> [PASSAGE TO READ]

:::::

Utilizing ASIL-ready IP processor designs is an important step toward functional safety.
Automotive technology has progressed rapidly and the day when fully autonomous vehicles are prevalent on the roadways is not that far in the future. For driverless vehicles to become the norm, however, safety is paramount, and advanced driver assist systems (ADAS) must adhere to the ISO 26262 functional safety standard for electrical and/or electronic systems in automobiles to ensure the safety of the passengers, as well as people in the vicinity. Advances in ADAS capabilities are being enabled by the growing volume and complexity of the electronics in cars and rapid developments in high-performance microprocessors. As processor architectures are refined and move down the process curve, performance capabilities increase, enabling the creation of sophisticated systems that can analyze conditions in and around the vehicle and make accurate decisions based on those conditions. The ISO 26262 standard, when applied to the microprocessors and systems in cars, can control or avoid systemic failures and control or mitigate random hardware failures and their effects.
ADAS: A requirement for the changing automotive market
An overwhelming majority of car accidents are caused by human error, which can be reduced by many of the automated tasks that are being integrated into automobiles. Today, ADAS systems alert drivers to potential problems (for example blind spot warning) and taking over control of the vehicle in some situations (collision avoidance). Adaptive cruise control and lane keeping assist are available in cars today to reduce driver stress. As these capabilities advance, they will take over more and more of the operation of cars until the driver is no longer needed. The availability of fully autonomous vehicles is not far away, and this will mean the deployment of thousands of processors in each car within just a few years.
Automotive ADAS design challenges
Electronics in cars today account for 35% of the cost to build the vehicle. By 2030 this will rise to 50%, with a large portion of that devoted to autonomous driving functions. With vehicles having more control over driving tasks, the safety of the occupants in the vehicle will be dependent on the proper functioning of the electronic systems. The increasing levels of electronics for functional safety need to be balanced against cost.

:::::

> [LISTED RECORDS]

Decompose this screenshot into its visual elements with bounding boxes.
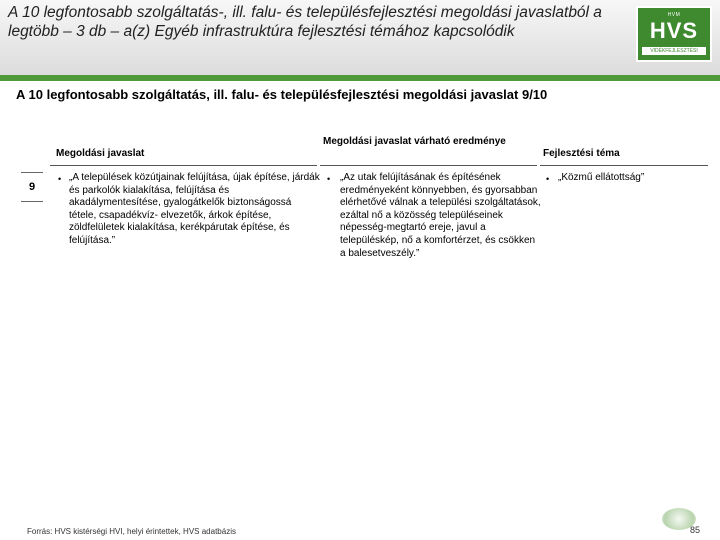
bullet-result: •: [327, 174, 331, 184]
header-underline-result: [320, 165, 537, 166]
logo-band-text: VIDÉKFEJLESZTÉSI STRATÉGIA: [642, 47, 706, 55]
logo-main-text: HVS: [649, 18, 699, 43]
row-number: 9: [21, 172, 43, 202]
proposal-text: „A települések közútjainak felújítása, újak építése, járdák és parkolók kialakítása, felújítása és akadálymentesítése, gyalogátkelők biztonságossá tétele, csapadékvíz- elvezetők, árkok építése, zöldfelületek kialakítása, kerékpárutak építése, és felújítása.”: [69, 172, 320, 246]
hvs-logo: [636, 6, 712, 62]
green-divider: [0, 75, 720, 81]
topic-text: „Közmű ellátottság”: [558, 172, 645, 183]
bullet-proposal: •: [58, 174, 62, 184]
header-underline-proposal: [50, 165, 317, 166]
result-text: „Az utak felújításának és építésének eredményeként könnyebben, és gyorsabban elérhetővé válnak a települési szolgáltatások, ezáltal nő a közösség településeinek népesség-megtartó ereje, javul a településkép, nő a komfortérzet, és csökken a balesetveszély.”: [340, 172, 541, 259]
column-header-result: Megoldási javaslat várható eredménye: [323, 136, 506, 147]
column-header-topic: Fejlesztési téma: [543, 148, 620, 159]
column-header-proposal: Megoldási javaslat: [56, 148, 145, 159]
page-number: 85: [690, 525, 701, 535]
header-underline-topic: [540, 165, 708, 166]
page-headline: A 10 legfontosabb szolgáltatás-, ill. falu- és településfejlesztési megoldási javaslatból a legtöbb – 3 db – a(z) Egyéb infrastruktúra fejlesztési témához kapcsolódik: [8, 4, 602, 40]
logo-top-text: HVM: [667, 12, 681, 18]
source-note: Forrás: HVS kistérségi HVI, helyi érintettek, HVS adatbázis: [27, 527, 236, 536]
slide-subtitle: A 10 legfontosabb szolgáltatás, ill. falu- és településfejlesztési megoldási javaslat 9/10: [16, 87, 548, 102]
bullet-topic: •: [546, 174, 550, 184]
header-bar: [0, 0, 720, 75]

:::::

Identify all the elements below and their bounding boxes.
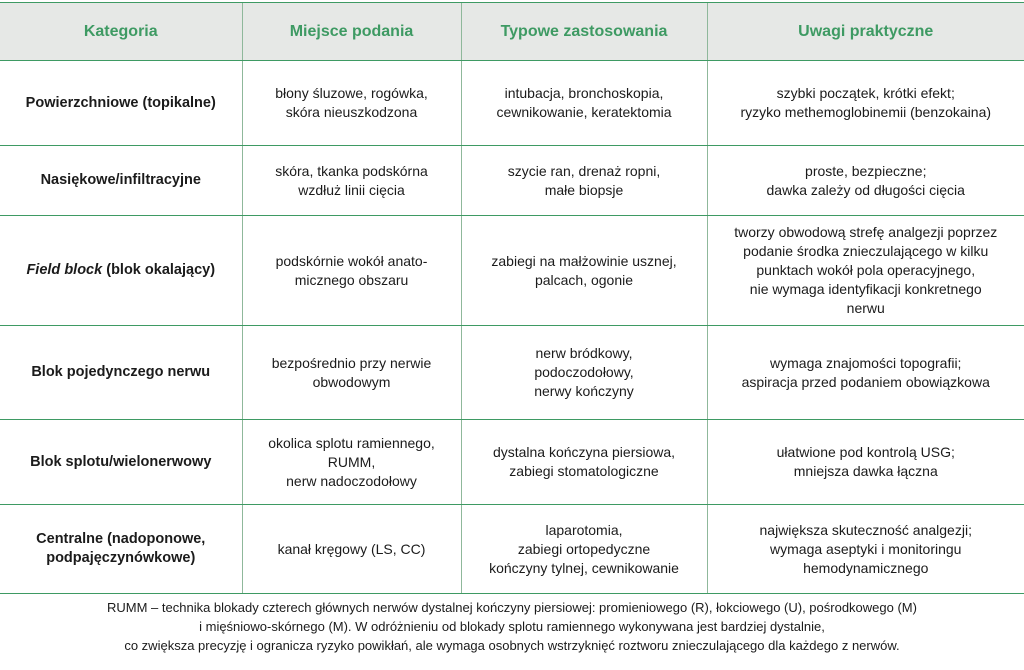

:::::

> [WHAT YOU WILL DO] Copy from the ADAS functional safety text, starting with "Automotive ADAS design" and going on through "balanced against cost.".

> [RIGHT ANSWER]
Automotive ADAS design challenges
Electronics in cars today account for 35% of the cost to build the vehicle. By 2030 this will rise to 50%, with a large portion of that devoted to autonomous driving functions. With vehicles having more control over driving tasks, the safety of the occupants in the vehicle will be dependent on the proper functioning of the electronic systems. The increasing levels of electronics for functional safety need to be balanced against cost.